GIVEN PASSAGE ▸
# Boat Overturn



## Val5225 (Oct 26, 2010)

Please, what max angle can accept Catalina 30 before overturn or/and what max wind is still safe for Catalina 30?


----------



## mpickering (Jun 11, 2010)

The top of the mast would have to be in the water for there to be a threat of the boat capsizing. A lot depends on wind and wave conditions but the boat would have to be on its side first.

As to maximum wind, like any sailboat it is a matter of reducing sail area as windspeed increases. Theoretically, a C-30 like any other 30 footer, could survive hurricane force winds properly sailed under bare poles (no sail up) or a small storm jib/storm trysail. The key words are "properly sailed".

Are you planning to sail into gale or hurricane force conditions anytime soon? Generally, you will want to start reducing sail area by reefing or going to smaller sails when you start to feel uncomfortable or the boat is heeling over excessively and you're fighting the helm to keep her moving in a straight line. Reducing sail will reduce weather helm and make the boat easier to handle as wind speed rises.

Although I don't own a C-30, you should be safe under 25 knots of wind provided you feel comfortable sailing in those conditions and have reefed your sails appropriately. I doubt you'd be safe sailing into that wind with the main fully up and a large overlapping 150% genoa. The boat will be way overpowered, be placing excessive strain on the rigging and you'll be fighting her. With one or two reefs in the main and the jib reduced, you would be able to sail.

WRITTEN REQUEST 1 ▸
Copy out the lines of the records from the line with "post-meta: 3 ชั่วโมง · — [40, 29, 108, 48]" to the line with "post-time[interactable]: 3 ชั่วโมง", including both of those lines.

SUPPLIED RECORDS ▸
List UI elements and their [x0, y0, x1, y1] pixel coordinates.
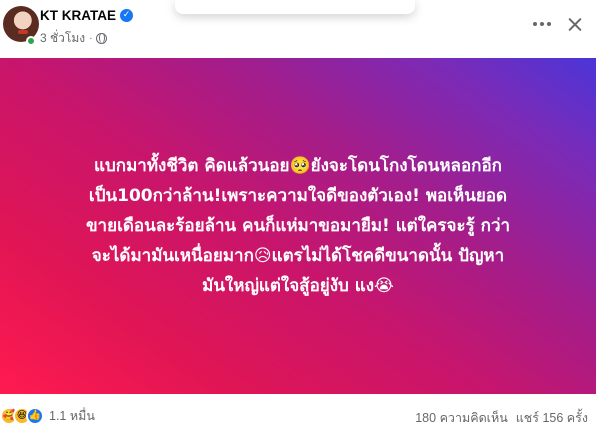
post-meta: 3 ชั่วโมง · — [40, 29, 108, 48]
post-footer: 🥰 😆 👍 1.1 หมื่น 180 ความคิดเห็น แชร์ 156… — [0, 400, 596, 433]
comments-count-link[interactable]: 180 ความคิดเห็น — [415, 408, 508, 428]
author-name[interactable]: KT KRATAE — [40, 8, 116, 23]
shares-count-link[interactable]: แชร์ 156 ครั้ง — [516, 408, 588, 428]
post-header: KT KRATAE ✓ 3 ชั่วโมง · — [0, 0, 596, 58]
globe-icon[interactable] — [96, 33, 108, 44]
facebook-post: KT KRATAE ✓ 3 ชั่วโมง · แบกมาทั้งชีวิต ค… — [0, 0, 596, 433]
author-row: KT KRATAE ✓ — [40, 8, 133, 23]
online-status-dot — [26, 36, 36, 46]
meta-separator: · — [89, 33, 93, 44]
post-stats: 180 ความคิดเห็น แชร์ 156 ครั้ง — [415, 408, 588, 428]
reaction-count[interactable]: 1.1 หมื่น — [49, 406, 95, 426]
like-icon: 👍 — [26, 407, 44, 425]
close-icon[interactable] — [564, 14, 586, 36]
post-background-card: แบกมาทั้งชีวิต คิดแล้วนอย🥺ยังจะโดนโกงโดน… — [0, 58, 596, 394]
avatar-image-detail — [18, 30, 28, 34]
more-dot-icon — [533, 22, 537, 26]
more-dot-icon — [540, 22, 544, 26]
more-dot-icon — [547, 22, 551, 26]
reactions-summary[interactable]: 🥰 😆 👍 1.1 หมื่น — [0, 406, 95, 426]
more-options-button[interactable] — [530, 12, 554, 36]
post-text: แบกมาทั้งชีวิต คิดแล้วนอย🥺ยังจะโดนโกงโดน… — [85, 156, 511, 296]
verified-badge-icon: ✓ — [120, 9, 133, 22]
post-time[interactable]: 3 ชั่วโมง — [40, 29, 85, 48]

---

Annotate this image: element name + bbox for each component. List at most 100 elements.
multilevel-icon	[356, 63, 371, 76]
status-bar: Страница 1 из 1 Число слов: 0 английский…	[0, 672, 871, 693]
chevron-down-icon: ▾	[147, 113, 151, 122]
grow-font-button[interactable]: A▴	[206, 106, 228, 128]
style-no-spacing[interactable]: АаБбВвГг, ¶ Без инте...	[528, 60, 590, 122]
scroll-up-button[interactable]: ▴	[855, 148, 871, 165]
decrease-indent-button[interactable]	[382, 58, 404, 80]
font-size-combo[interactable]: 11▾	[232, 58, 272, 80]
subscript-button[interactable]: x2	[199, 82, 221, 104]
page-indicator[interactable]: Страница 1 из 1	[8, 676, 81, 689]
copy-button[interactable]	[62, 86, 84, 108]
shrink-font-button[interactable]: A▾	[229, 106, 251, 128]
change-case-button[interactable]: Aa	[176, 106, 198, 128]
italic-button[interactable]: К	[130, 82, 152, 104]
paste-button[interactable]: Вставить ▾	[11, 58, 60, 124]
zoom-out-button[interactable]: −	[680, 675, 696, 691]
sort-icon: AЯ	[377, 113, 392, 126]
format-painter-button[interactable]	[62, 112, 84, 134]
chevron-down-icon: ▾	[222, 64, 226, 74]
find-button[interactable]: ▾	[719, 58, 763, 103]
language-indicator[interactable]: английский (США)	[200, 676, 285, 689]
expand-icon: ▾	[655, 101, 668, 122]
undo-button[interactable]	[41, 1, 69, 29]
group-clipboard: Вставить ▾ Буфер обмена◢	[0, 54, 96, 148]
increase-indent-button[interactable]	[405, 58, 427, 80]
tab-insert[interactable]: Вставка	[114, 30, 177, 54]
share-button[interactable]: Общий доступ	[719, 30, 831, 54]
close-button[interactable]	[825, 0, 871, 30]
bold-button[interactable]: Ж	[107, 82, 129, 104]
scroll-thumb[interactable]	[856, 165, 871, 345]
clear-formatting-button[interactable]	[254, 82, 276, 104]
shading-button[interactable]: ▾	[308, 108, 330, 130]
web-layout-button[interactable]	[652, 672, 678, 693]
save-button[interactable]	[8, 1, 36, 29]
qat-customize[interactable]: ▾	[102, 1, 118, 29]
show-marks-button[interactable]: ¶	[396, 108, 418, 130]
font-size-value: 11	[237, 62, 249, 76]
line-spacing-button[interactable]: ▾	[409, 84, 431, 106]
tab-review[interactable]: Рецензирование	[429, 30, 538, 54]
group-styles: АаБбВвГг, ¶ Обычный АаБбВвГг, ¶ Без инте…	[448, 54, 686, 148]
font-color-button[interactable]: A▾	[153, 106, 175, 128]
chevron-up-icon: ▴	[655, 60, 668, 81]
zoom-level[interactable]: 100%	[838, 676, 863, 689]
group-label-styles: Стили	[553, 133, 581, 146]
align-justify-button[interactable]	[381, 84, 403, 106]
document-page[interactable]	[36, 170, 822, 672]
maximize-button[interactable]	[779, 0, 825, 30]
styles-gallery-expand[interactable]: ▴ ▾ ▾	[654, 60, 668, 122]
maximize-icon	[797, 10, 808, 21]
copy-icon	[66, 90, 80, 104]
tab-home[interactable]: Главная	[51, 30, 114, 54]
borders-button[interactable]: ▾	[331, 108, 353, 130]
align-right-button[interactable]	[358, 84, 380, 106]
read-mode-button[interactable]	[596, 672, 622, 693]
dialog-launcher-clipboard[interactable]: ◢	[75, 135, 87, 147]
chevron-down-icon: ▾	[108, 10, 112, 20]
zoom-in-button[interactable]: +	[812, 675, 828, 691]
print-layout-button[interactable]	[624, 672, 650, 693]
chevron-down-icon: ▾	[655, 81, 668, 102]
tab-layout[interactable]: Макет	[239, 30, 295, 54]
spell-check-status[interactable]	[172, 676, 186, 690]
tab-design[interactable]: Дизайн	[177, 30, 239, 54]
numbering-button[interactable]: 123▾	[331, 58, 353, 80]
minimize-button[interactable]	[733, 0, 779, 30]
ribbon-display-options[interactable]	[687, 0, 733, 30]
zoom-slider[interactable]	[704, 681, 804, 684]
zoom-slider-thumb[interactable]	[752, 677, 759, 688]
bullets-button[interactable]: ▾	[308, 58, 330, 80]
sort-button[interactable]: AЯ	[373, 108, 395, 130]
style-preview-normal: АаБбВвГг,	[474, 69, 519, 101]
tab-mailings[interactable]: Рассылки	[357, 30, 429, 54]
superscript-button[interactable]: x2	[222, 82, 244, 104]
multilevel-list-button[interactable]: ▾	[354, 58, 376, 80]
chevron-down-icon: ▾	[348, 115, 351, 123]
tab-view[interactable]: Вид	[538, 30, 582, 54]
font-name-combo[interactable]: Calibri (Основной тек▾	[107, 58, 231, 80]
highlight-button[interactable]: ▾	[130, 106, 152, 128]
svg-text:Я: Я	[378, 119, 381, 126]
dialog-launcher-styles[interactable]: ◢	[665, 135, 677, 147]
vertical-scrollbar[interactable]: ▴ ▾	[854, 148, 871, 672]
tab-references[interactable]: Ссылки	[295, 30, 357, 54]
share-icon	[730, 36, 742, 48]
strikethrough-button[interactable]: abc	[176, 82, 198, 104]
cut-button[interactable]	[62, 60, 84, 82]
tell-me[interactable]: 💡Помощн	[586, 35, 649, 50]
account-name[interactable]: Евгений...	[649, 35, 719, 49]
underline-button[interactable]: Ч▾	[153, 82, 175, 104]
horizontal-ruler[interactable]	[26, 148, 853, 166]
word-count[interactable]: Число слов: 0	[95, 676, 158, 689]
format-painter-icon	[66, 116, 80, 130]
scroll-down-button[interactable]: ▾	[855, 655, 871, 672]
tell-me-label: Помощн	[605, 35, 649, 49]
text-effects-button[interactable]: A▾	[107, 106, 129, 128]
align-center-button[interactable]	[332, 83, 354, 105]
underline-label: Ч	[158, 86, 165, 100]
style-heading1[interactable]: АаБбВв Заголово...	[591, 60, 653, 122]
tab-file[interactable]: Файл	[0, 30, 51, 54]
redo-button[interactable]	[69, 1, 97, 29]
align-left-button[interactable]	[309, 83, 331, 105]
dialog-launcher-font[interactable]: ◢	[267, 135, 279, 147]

---

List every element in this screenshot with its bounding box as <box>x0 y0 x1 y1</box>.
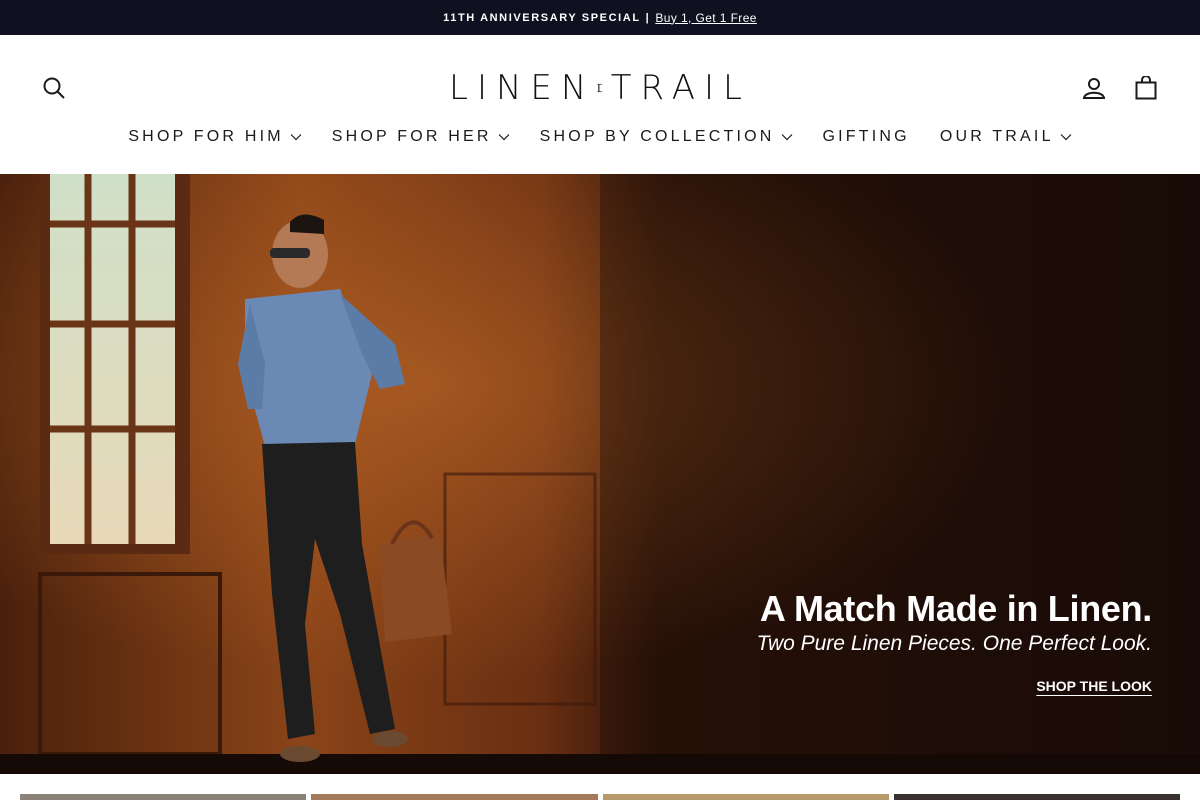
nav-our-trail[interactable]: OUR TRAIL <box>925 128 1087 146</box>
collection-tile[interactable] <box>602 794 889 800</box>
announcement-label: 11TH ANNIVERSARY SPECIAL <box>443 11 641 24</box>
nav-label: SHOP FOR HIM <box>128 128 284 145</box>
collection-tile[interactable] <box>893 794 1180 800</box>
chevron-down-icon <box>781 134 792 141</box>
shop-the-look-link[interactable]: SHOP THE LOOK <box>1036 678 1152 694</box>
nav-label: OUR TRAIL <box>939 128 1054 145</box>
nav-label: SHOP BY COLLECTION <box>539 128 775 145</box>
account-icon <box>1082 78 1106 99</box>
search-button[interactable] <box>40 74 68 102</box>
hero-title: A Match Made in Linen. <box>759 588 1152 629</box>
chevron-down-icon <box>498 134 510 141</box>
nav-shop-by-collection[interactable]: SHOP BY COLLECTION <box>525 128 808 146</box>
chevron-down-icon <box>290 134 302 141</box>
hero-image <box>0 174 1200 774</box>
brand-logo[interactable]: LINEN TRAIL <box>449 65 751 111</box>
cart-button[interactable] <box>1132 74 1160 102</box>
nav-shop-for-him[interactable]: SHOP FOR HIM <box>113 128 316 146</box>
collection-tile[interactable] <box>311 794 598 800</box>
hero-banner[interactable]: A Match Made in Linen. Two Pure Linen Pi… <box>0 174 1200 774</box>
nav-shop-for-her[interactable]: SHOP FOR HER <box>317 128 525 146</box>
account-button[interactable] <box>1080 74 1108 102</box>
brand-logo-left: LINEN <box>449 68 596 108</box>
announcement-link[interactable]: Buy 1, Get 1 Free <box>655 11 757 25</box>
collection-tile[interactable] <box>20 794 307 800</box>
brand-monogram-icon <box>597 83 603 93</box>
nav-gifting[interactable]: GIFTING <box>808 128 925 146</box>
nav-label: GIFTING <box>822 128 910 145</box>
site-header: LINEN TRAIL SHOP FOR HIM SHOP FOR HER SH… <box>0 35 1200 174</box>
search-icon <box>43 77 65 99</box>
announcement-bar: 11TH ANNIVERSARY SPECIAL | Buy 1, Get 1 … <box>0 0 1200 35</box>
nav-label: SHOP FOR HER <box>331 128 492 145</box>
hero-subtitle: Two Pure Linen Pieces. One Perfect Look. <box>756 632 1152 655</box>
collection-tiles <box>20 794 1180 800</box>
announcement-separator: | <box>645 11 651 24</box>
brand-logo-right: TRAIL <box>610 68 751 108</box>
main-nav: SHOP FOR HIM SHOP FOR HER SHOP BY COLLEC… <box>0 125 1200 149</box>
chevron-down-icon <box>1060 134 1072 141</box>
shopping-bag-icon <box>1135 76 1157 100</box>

WRITTEN REQUEST 2 ▸
Write what comes next in the forum thread on Catalina 30 capsize angle and safe wind, starting after its last sentence.

EXERCISE OUTPUT 1 ▸
post-meta: 3 ชั่วโมง · — [40, 29, 108, 48]
post-footer: 🥰 😆 👍 1.1 หมื่น 180 ความคิดเห็น แชร์ 156… — [0, 400, 596, 433]
comments-count-link[interactable]: 180 ความคิดเห็น — [415, 408, 508, 428]
author-name[interactable]: KT KRATAE — [40, 8, 116, 23]
shares-count-link[interactable]: แชร์ 156 ครั้ง — [516, 408, 588, 428]
post-header: KT KRATAE ✓ 3 ชั่วโมง · — [0, 0, 596, 58]
globe-icon[interactable] — [96, 33, 108, 44]
facebook-post: KT KRATAE ✓ 3 ชั่วโมง · แบกมาทั้งชีวิต ค… — [0, 0, 596, 433]
author-row: KT KRATAE ✓ — [40, 8, 133, 23]
online-status-dot — [26, 36, 36, 46]
meta-separator: · — [89, 33, 93, 44]
post-stats: 180 ความคิดเห็น แชร์ 156 ครั้ง — [415, 408, 588, 428]
reaction-count[interactable]: 1.1 หมื่น — [49, 406, 95, 426]
like-icon: 👍 — [26, 407, 44, 425]
close-icon[interactable] — [564, 14, 586, 36]
post-background-card: แบกมาทั้งชีวิต คิดแล้วนอย🥺ยังจะโดนโกงโดน… — [0, 58, 596, 394]
avatar-image-detail — [18, 30, 28, 34]
more-dot-icon — [533, 22, 537, 26]
more-dot-icon — [540, 22, 544, 26]
more-dot-icon — [547, 22, 551, 26]
reactions-summary[interactable]: 🥰 😆 👍 1.1 หมื่น — [0, 406, 95, 426]
more-options-button[interactable] — [530, 12, 554, 36]
post-text: แบกมาทั้งชีวิต คิดแล้วนอย🥺ยังจะโดนโกงโดน… — [85, 156, 511, 296]
verified-badge-icon: ✓ — [120, 9, 133, 22]
post-time[interactable]: 3 ชั่วโมง — [40, 29, 85, 48]

EXERCISE OUTPUT 2 ▸
Matt


----------



## PCP (Dec 1, 2004)

mpickering said:


> The top of the mast would have to be in the water for there to be a threat of the boat capsizing. A lot depends on wind and wave conditions but the boat would have to be on its side first.
> 
> As to maximum wind, like any sailboat it is a matter of reducing sail area as windspeed increases. Theoretically, a C-30 like any other 30 footer, could survive hurricane force winds properly sailed under bare poles (no sail up) or a small storm jib/storm trysail. The key words are "properly sailed".
> 
> ..Matt


Matt,

Hurricane force seas cause big seas. A 30ft boat like the Catalina would be easily capsized by a relatively small breaking wave. Any 10ft breaking wave would do the job, sails up or not.

Regards

Paulo


----------



## swadiver (Jan 17, 2007)

Val,

Namaste is a Catalina 30 Tall Rig. I have two reef points in the main and my headsail is a 150 Genoa on a furler that is capable of furling to reduce the forward sail area. I usually start thinking about putting the first reef in at 15-16 knots. I will try to use the traveller to help de-power the main. However, there is only so much you can do. At 20 knots the first reef should be in for sure. At 25 knots the second reef goes in. I also would furl the genoa to balance the boat when the mainsail reef is put in.


----------



## Boasun (Feb 10, 2007)

We've knocked a swing keel Catalina 25 down to were the mast spreaders were in the water. She came right back up. So I figure you can do the same with a '30. But if you don't have everything stowed away you will have a total mess in the cabin.
Remember if you are not using it, that item is to be secured for sea at all times.


----------



## swadiver (Jan 17, 2007)

Val,

Just read the other part of your question. I consider a Catalina 30 a Coastal Cruising boat. I would never consider taking Namaste out in 30+ knot wind. This boat is not a Blue water boat. At 25-30 knots I heard for the slip or someplace to hide. Of course, my sailing area is Southern Calif. and the winds here are usually considered light most of the time. I have had Namaste's rail in the water before and felt comfortable. However, I would not make a habit out of it.


----------



## sailingdog (Mar 19, 2006)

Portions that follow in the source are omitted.